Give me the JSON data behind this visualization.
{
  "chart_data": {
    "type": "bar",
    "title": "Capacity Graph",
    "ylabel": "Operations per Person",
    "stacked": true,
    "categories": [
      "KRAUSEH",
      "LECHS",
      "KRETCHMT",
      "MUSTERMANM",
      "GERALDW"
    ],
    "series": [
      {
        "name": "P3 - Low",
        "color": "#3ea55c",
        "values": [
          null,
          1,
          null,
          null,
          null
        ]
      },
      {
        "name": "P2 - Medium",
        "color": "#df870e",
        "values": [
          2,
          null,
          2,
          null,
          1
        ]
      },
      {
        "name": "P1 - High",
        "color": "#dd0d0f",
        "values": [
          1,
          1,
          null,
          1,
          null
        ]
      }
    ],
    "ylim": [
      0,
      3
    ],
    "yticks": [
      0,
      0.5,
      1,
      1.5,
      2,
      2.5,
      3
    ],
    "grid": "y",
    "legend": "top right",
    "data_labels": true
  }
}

* * *

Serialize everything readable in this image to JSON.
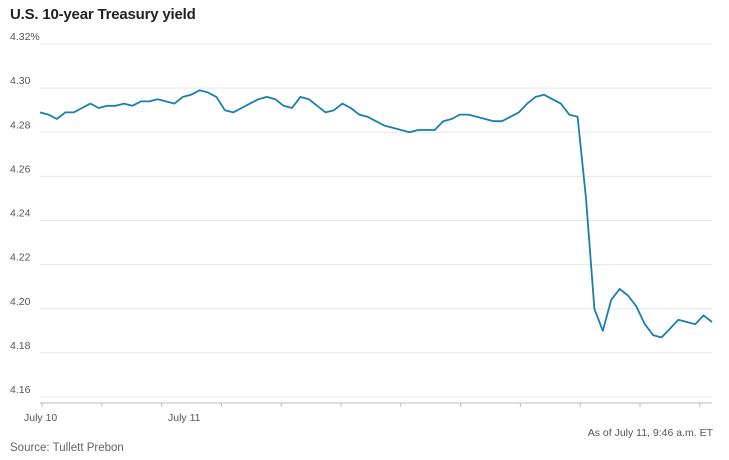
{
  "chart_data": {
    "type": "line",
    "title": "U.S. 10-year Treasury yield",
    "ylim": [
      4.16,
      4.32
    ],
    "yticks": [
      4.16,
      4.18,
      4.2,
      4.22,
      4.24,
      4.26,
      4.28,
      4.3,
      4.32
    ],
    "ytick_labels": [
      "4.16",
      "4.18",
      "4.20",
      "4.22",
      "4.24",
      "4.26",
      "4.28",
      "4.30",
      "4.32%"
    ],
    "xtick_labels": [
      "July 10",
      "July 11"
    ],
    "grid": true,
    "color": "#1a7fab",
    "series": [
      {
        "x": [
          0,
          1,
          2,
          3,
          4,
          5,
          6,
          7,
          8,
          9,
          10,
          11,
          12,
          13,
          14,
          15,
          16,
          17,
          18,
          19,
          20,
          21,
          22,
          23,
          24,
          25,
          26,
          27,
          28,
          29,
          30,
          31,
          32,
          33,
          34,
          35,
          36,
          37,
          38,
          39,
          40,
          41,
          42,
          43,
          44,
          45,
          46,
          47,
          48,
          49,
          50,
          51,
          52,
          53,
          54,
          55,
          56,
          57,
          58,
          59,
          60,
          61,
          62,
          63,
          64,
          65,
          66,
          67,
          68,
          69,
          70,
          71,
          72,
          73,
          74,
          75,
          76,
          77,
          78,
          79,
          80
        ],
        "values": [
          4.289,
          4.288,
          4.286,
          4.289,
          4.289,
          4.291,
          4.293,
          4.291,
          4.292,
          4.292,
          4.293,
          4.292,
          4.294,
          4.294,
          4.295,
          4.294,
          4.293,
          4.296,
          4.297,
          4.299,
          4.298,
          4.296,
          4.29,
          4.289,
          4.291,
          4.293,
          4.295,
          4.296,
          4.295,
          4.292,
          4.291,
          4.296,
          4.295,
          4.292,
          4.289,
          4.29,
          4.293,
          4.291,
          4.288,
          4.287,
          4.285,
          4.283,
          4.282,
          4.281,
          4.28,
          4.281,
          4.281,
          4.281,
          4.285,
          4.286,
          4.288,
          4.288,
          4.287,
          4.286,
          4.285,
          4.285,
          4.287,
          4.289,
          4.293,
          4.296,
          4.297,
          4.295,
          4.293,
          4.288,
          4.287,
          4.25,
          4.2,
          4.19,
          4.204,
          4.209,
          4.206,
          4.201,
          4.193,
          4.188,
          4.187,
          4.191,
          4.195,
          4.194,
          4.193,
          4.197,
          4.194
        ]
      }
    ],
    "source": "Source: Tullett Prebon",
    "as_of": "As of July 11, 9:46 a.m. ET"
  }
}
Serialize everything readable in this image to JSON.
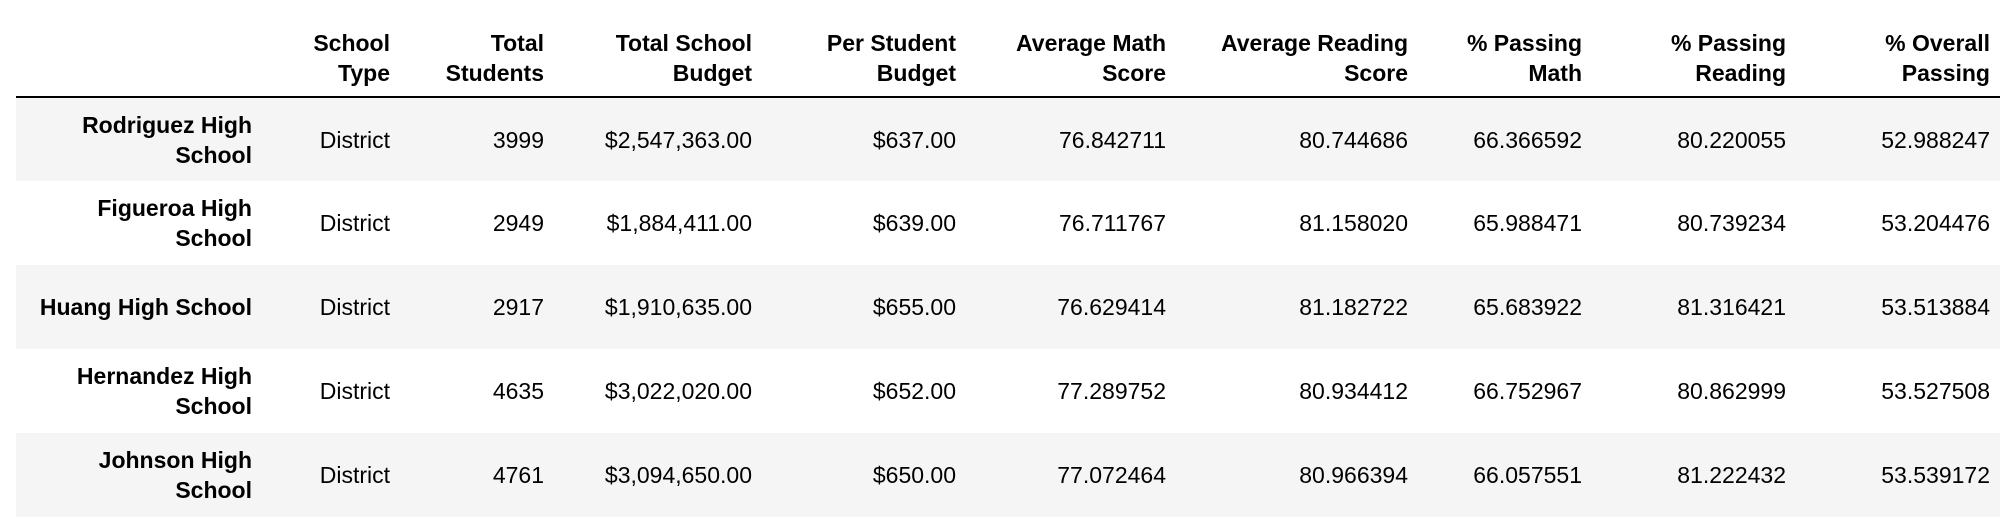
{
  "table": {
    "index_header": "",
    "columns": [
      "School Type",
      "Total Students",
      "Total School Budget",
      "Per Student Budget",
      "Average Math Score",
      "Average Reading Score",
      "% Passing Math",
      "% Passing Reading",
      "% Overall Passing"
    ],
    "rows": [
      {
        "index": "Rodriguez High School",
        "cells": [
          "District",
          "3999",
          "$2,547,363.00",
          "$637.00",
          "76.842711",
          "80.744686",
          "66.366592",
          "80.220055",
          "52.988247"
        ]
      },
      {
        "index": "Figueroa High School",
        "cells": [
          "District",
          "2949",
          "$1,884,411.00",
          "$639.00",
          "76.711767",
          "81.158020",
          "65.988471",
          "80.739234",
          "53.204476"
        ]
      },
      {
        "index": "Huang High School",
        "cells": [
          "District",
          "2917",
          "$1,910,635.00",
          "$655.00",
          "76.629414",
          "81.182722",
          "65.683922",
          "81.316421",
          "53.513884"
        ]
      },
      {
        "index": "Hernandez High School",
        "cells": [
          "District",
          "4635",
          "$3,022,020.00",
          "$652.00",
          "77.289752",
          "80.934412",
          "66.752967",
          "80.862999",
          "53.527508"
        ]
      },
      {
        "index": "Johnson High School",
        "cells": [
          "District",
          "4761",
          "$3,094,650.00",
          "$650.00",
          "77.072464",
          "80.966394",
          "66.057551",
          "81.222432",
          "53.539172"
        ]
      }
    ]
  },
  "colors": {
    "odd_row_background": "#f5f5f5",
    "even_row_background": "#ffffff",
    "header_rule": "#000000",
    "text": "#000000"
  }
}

* * *

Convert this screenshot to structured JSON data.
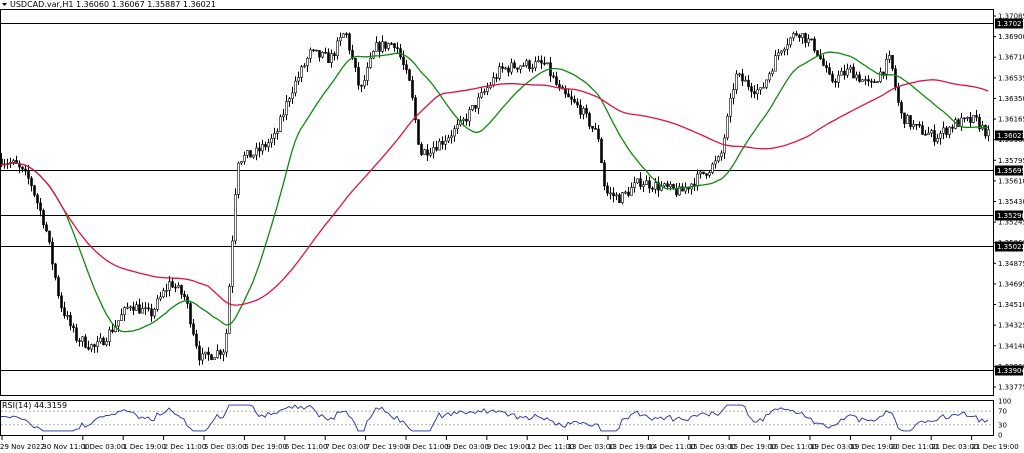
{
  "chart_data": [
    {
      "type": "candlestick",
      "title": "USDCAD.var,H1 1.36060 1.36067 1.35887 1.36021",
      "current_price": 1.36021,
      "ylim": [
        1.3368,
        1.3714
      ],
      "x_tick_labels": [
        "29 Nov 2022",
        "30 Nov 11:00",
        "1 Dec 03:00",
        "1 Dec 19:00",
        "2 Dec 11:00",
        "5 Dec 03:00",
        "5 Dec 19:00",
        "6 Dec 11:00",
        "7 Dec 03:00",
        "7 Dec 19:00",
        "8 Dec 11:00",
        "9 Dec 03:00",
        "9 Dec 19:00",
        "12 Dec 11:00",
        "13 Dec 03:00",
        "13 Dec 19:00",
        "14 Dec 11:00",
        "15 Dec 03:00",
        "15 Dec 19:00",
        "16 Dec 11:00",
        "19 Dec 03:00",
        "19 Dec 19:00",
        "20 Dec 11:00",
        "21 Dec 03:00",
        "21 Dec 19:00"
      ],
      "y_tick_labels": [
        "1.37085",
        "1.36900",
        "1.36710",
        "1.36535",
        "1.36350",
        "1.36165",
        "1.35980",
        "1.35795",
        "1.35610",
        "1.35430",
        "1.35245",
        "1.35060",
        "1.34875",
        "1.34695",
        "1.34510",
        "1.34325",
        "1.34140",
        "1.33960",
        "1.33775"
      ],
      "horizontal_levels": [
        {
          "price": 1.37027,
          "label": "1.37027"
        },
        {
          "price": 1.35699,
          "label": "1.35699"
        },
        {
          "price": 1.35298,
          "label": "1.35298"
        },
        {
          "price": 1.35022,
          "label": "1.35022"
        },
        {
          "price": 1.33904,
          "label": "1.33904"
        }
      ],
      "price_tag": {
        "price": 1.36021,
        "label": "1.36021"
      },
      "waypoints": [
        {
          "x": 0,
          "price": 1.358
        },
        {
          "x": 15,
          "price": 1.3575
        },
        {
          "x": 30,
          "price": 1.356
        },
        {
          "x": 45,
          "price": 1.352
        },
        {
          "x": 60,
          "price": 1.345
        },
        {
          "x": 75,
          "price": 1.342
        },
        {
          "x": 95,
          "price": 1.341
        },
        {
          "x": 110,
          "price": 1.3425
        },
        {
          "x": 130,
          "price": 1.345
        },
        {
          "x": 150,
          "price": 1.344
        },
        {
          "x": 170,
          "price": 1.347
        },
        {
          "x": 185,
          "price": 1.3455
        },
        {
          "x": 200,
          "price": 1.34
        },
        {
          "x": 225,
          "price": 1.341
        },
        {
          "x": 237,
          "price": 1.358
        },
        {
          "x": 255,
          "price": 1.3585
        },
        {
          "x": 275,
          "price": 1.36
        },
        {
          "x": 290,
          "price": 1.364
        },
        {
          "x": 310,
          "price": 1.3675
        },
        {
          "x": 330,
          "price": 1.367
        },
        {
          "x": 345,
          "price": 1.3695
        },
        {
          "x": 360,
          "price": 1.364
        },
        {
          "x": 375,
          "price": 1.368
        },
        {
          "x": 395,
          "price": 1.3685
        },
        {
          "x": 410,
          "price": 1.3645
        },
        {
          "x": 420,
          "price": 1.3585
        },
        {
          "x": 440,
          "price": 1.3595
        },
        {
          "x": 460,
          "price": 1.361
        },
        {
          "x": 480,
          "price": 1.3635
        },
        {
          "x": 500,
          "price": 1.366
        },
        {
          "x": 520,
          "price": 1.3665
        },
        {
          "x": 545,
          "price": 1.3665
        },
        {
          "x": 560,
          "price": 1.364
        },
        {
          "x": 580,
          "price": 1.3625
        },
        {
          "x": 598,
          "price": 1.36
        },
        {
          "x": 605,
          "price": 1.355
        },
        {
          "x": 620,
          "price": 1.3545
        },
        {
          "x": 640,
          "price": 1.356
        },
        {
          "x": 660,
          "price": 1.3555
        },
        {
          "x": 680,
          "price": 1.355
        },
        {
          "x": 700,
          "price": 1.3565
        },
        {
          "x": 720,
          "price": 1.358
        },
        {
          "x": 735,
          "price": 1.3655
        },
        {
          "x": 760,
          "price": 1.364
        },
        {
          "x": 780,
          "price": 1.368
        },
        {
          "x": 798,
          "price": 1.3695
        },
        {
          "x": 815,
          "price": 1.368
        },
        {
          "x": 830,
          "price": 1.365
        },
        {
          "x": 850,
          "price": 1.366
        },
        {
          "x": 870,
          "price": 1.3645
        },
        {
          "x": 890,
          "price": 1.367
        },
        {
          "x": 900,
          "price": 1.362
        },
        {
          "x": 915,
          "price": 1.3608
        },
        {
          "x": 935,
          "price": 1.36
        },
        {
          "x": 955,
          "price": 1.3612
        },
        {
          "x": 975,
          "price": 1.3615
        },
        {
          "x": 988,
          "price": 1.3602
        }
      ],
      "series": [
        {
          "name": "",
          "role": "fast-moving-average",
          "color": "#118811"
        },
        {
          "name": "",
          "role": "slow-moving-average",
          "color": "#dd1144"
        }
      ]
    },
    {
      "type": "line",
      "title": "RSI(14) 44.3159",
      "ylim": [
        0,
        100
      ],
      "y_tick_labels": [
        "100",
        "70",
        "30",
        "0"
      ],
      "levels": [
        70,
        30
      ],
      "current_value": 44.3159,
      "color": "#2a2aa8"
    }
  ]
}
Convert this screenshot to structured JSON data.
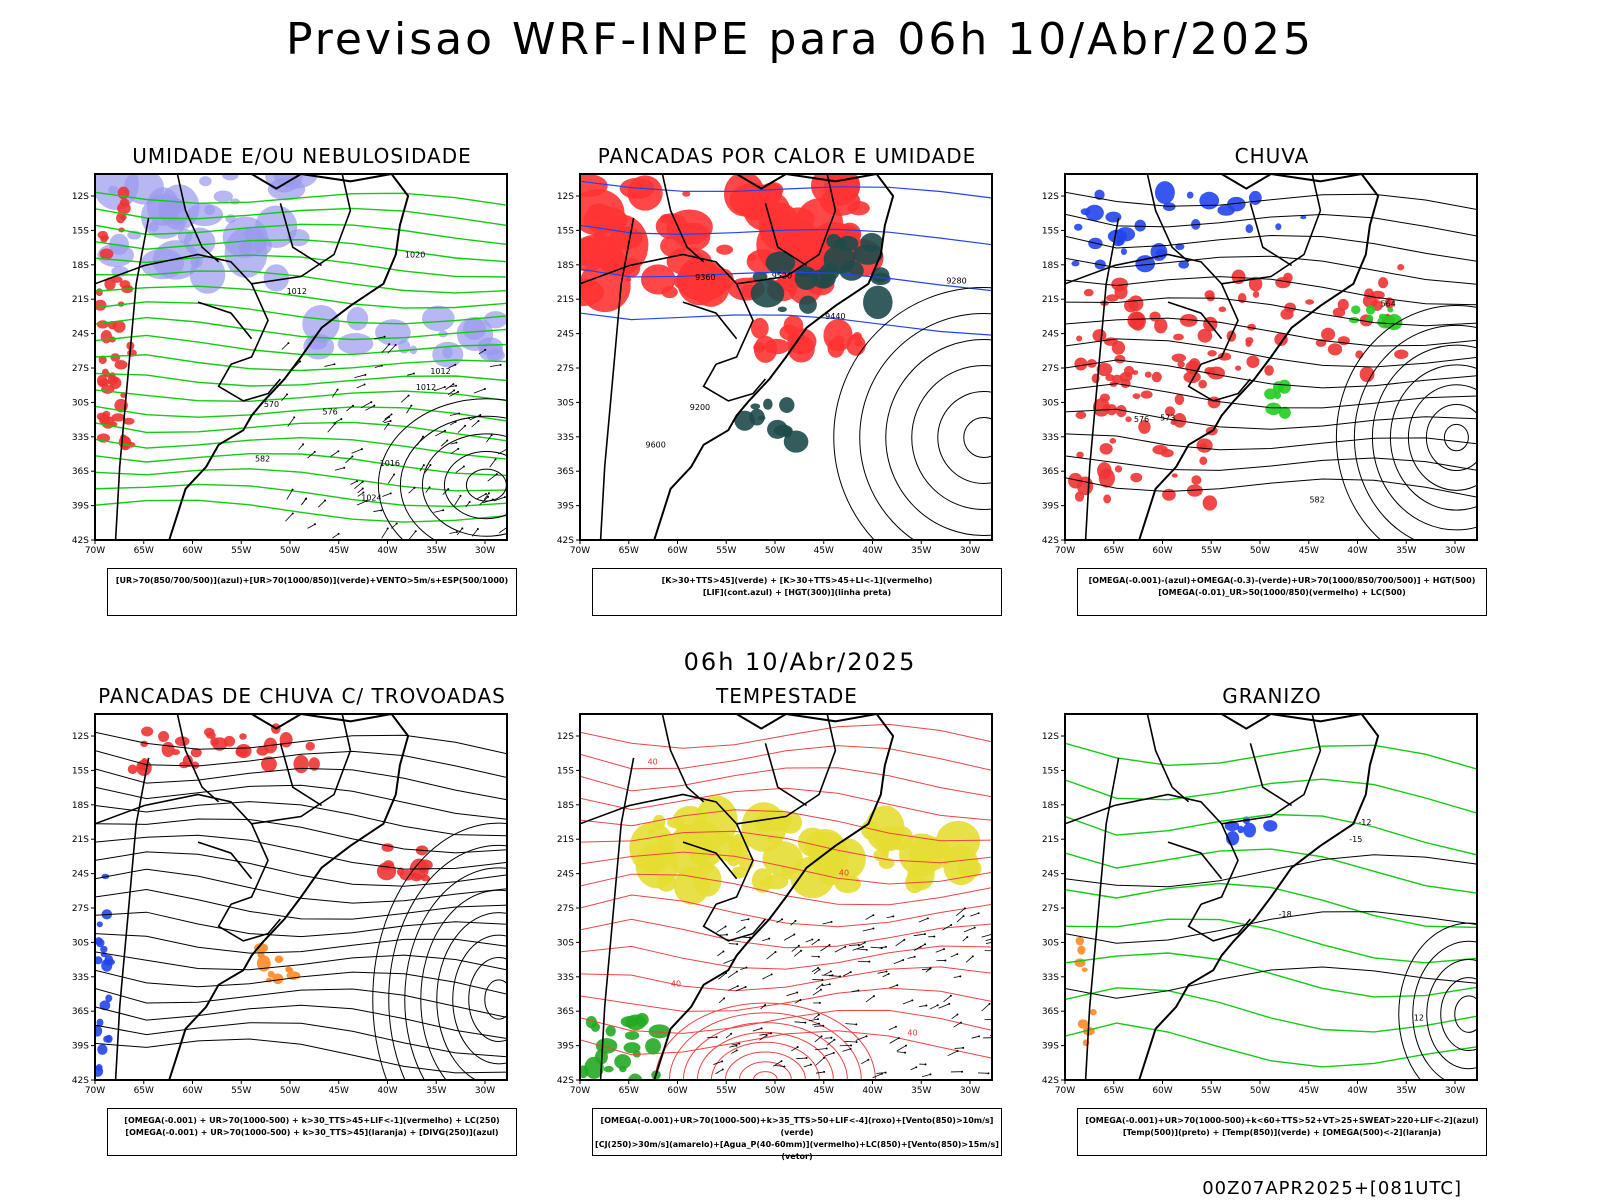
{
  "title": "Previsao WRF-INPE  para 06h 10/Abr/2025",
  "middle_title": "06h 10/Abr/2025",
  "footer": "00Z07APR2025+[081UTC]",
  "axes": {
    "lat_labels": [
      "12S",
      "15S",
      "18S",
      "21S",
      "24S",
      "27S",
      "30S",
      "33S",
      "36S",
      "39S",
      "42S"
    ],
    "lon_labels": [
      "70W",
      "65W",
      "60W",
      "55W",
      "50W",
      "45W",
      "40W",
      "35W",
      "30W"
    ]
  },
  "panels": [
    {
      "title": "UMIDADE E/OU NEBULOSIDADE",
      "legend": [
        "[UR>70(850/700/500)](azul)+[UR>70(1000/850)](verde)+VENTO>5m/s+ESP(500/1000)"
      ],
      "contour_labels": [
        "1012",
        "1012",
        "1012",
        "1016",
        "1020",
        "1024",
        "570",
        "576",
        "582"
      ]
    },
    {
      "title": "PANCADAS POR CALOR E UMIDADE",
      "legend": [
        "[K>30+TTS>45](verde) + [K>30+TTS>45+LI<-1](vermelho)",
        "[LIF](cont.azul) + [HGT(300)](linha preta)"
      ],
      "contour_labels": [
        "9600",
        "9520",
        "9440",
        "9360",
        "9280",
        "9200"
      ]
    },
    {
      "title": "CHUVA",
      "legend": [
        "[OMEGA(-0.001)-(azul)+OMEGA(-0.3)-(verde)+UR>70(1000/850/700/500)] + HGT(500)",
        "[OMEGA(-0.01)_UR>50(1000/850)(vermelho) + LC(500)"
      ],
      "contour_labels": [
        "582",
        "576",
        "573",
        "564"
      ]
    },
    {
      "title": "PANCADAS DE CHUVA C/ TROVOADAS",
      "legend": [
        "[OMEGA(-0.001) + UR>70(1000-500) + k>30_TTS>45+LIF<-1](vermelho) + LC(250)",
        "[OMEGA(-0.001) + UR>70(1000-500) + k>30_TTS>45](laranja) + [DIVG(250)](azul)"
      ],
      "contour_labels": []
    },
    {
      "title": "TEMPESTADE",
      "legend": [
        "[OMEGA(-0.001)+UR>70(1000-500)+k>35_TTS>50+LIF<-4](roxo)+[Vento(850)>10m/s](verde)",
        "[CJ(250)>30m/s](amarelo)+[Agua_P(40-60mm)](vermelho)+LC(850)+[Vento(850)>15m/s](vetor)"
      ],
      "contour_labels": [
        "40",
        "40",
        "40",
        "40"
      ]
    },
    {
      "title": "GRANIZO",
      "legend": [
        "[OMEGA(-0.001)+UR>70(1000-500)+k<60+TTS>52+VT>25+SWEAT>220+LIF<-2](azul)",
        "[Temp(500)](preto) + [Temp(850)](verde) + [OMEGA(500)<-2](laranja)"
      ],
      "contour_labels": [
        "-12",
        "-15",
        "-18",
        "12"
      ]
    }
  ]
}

* * *

* TO DO *
Count the lines above that contain the word "laranja", and reply with only that number.

* THE COMPLETED TASK *
2